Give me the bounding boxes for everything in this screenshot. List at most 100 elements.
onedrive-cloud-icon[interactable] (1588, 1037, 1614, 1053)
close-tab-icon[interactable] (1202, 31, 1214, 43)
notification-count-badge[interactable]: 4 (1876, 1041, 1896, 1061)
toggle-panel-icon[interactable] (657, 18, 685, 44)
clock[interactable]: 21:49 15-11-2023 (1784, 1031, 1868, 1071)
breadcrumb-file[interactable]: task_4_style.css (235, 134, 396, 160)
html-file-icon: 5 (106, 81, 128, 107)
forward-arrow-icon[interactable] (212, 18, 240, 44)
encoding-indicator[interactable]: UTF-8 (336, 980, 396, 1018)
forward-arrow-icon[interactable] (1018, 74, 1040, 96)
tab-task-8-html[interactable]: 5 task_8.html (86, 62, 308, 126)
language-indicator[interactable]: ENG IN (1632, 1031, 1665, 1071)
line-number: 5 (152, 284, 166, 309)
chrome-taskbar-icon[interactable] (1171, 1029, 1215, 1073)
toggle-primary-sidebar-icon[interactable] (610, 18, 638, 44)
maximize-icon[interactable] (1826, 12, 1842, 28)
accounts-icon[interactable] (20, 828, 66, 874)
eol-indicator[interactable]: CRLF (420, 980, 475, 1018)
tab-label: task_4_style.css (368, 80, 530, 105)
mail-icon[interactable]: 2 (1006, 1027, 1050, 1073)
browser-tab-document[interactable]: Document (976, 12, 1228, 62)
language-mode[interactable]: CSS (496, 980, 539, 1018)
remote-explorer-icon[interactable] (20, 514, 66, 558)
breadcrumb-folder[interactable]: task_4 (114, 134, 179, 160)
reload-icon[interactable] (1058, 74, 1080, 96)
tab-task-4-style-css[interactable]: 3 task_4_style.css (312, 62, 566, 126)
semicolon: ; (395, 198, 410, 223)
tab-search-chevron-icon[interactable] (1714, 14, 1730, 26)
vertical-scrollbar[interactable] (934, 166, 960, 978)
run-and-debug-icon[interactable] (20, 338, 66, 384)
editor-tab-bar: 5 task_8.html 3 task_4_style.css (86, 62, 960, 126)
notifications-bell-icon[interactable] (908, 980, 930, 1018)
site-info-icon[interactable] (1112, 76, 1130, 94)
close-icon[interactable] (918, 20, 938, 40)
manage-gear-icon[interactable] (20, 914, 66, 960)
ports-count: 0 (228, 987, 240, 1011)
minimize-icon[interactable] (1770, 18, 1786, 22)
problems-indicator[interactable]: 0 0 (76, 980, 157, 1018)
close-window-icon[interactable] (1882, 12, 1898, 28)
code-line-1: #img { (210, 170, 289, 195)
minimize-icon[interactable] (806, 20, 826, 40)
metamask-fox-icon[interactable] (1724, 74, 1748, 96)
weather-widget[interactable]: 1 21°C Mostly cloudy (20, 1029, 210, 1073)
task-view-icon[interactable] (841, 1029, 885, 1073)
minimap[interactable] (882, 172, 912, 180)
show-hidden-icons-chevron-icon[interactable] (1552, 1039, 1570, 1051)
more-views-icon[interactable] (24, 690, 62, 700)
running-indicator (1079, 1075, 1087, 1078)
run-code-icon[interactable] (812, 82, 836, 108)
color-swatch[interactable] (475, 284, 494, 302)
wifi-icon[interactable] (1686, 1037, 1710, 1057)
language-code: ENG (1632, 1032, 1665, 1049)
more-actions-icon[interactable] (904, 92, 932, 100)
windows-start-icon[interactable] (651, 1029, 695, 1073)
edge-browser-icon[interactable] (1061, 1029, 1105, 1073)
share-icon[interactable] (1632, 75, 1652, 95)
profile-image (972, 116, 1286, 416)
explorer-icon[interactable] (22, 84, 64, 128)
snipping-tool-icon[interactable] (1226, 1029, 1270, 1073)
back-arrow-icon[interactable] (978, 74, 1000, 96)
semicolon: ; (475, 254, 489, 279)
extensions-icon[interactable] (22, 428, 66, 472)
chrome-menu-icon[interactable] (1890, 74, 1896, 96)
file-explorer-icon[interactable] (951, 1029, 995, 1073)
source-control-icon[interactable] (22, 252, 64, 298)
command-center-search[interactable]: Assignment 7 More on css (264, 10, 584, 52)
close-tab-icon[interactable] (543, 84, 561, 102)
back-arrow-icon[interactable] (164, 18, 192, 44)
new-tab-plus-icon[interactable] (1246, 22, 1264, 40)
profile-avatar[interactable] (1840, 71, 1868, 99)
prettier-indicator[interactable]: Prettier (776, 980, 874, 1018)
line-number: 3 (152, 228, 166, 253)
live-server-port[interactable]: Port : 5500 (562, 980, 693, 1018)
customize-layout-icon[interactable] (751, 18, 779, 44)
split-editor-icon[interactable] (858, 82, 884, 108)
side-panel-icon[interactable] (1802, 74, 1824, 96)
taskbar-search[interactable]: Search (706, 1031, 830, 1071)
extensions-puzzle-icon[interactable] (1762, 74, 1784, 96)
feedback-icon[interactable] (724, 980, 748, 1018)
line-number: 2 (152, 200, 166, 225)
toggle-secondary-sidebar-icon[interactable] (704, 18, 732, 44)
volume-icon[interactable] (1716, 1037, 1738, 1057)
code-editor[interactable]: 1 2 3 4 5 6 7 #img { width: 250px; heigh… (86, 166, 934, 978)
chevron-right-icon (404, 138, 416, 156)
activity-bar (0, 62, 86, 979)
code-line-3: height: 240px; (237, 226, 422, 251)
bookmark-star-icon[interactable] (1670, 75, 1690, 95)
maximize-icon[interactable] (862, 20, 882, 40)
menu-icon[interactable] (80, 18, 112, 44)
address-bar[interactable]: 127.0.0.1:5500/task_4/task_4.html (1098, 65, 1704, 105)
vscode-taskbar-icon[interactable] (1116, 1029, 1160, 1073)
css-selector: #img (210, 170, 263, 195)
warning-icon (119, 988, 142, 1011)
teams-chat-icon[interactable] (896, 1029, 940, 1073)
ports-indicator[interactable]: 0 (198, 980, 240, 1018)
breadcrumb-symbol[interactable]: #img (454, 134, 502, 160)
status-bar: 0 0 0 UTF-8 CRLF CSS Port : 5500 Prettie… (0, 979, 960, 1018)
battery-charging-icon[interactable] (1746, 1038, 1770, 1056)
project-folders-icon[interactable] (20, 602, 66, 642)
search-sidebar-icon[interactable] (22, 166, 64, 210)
+--
**Exercise objective:**
Rewrite the records with every "task_4_style.css" swapped for "task_4_main.css", leaving everything else as it is.

**Result for this task:**
Give me the bounding boxes for everything in this screenshot. List at most 100 elements.
onedrive-cloud-icon[interactable] (1588, 1037, 1614, 1053)
close-tab-icon[interactable] (1202, 31, 1214, 43)
notification-count-badge[interactable]: 4 (1876, 1041, 1896, 1061)
toggle-panel-icon[interactable] (657, 18, 685, 44)
clock[interactable]: 21:49 15-11-2023 (1784, 1031, 1868, 1071)
breadcrumb-file[interactable]: task_4_main.css (235, 134, 396, 160)
html-file-icon: 5 (106, 81, 128, 107)
forward-arrow-icon[interactable] (212, 18, 240, 44)
encoding-indicator[interactable]: UTF-8 (336, 980, 396, 1018)
forward-arrow-icon[interactable] (1018, 74, 1040, 96)
tab-task-8-html[interactable]: 5 task_8.html (86, 62, 308, 126)
language-indicator[interactable]: ENG IN (1632, 1031, 1665, 1071)
line-number: 5 (152, 284, 166, 309)
chrome-taskbar-icon[interactable] (1171, 1029, 1215, 1073)
toggle-primary-sidebar-icon[interactable] (610, 18, 638, 44)
maximize-icon[interactable] (1826, 12, 1842, 28)
accounts-icon[interactable] (20, 828, 66, 874)
eol-indicator[interactable]: CRLF (420, 980, 475, 1018)
tab-label: task_4_main.css (368, 80, 530, 105)
mail-icon[interactable]: 2 (1006, 1027, 1050, 1073)
browser-tab-document[interactable]: Document (976, 12, 1228, 62)
language-mode[interactable]: CSS (496, 980, 539, 1018)
remote-explorer-icon[interactable] (20, 514, 66, 558)
breadcrumb-folder[interactable]: task_4 (114, 134, 179, 160)
reload-icon[interactable] (1058, 74, 1080, 96)
tab-task-4-style-css[interactable]: 3 task_4_main.css (312, 62, 566, 126)
semicolon: ; (395, 198, 410, 223)
tab-search-chevron-icon[interactable] (1714, 14, 1730, 26)
vertical-scrollbar[interactable] (934, 166, 960, 978)
run-and-debug-icon[interactable] (20, 338, 66, 384)
editor-tab-bar: 5 task_8.html 3 task_4_main.css (86, 62, 960, 126)
notifications-bell-icon[interactable] (908, 980, 930, 1018)
site-info-icon[interactable] (1112, 76, 1130, 94)
close-icon[interactable] (918, 20, 938, 40)
manage-gear-icon[interactable] (20, 914, 66, 960)
ports-count: 0 (228, 987, 240, 1011)
minimize-icon[interactable] (1770, 18, 1786, 22)
problems-indicator[interactable]: 0 0 (76, 980, 157, 1018)
close-window-icon[interactable] (1882, 12, 1898, 28)
code-line-1: #img { (210, 170, 289, 195)
minimize-icon[interactable] (806, 20, 826, 40)
metamask-fox-icon[interactable] (1724, 74, 1748, 96)
weather-widget[interactable]: 1 21°C Mostly cloudy (20, 1029, 210, 1073)
task-view-icon[interactable] (841, 1029, 885, 1073)
minimap[interactable] (882, 172, 912, 180)
show-hidden-icons-chevron-icon[interactable] (1552, 1039, 1570, 1051)
more-views-icon[interactable] (24, 690, 62, 700)
running-indicator (1079, 1075, 1087, 1078)
run-code-icon[interactable] (812, 82, 836, 108)
color-swatch[interactable] (475, 284, 494, 302)
wifi-icon[interactable] (1686, 1037, 1710, 1057)
language-code: ENG (1632, 1032, 1665, 1049)
more-actions-icon[interactable] (904, 92, 932, 100)
windows-start-icon[interactable] (651, 1029, 695, 1073)
edge-browser-icon[interactable] (1061, 1029, 1105, 1073)
share-icon[interactable] (1632, 75, 1652, 95)
profile-image (972, 116, 1286, 416)
explorer-icon[interactable] (22, 84, 64, 128)
snipping-tool-icon[interactable] (1226, 1029, 1270, 1073)
back-arrow-icon[interactable] (978, 74, 1000, 96)
semicolon: ; (475, 254, 489, 279)
extensions-icon[interactable] (22, 428, 66, 472)
chrome-menu-icon[interactable] (1890, 74, 1896, 96)
file-explorer-icon[interactable] (951, 1029, 995, 1073)
source-control-icon[interactable] (22, 252, 64, 298)
command-center-search[interactable]: Assignment 7 More on css (264, 10, 584, 52)
close-tab-icon[interactable] (543, 84, 561, 102)
back-arrow-icon[interactable] (164, 18, 192, 44)
new-tab-plus-icon[interactable] (1246, 22, 1264, 40)
profile-avatar[interactable] (1840, 71, 1868, 99)
prettier-indicator[interactable]: Prettier (776, 980, 874, 1018)
line-number: 3 (152, 228, 166, 253)
live-server-port[interactable]: Port : 5500 (562, 980, 693, 1018)
customize-layout-icon[interactable] (751, 18, 779, 44)
split-editor-icon[interactable] (858, 82, 884, 108)
side-panel-icon[interactable] (1802, 74, 1824, 96)
taskbar-search[interactable]: Search (706, 1031, 830, 1071)
extensions-puzzle-icon[interactable] (1762, 74, 1784, 96)
feedback-icon[interactable] (724, 980, 748, 1018)
line-number: 2 (152, 200, 166, 225)
toggle-secondary-sidebar-icon[interactable] (704, 18, 732, 44)
volume-icon[interactable] (1716, 1037, 1738, 1057)
code-editor[interactable]: 1 2 3 4 5 6 7 #img { width: 250px; heigh… (86, 166, 934, 978)
chevron-right-icon (404, 138, 416, 156)
activity-bar (0, 62, 86, 979)
code-line-3: height: 240px; (237, 226, 422, 251)
bookmark-star-icon[interactable] (1670, 75, 1690, 95)
maximize-icon[interactable] (862, 20, 882, 40)
menu-icon[interactable] (80, 18, 112, 44)
address-bar[interactable]: 127.0.0.1:5500/task_4/task_4.html (1098, 65, 1704, 105)
vscode-taskbar-icon[interactable] (1116, 1029, 1160, 1073)
css-selector: #img (210, 170, 263, 195)
warning-icon (119, 988, 142, 1011)
teams-chat-icon[interactable] (896, 1029, 940, 1073)
ports-indicator[interactable]: 0 (198, 980, 240, 1018)
breadcrumb-symbol[interactable]: #img (454, 134, 502, 160)
status-bar: 0 0 0 UTF-8 CRLF CSS Port : 5500 Prettie… (0, 979, 960, 1018)
battery-charging-icon[interactable] (1746, 1038, 1770, 1056)
project-folders-icon[interactable] (20, 602, 66, 642)
search-sidebar-icon[interactable] (22, 166, 64, 210)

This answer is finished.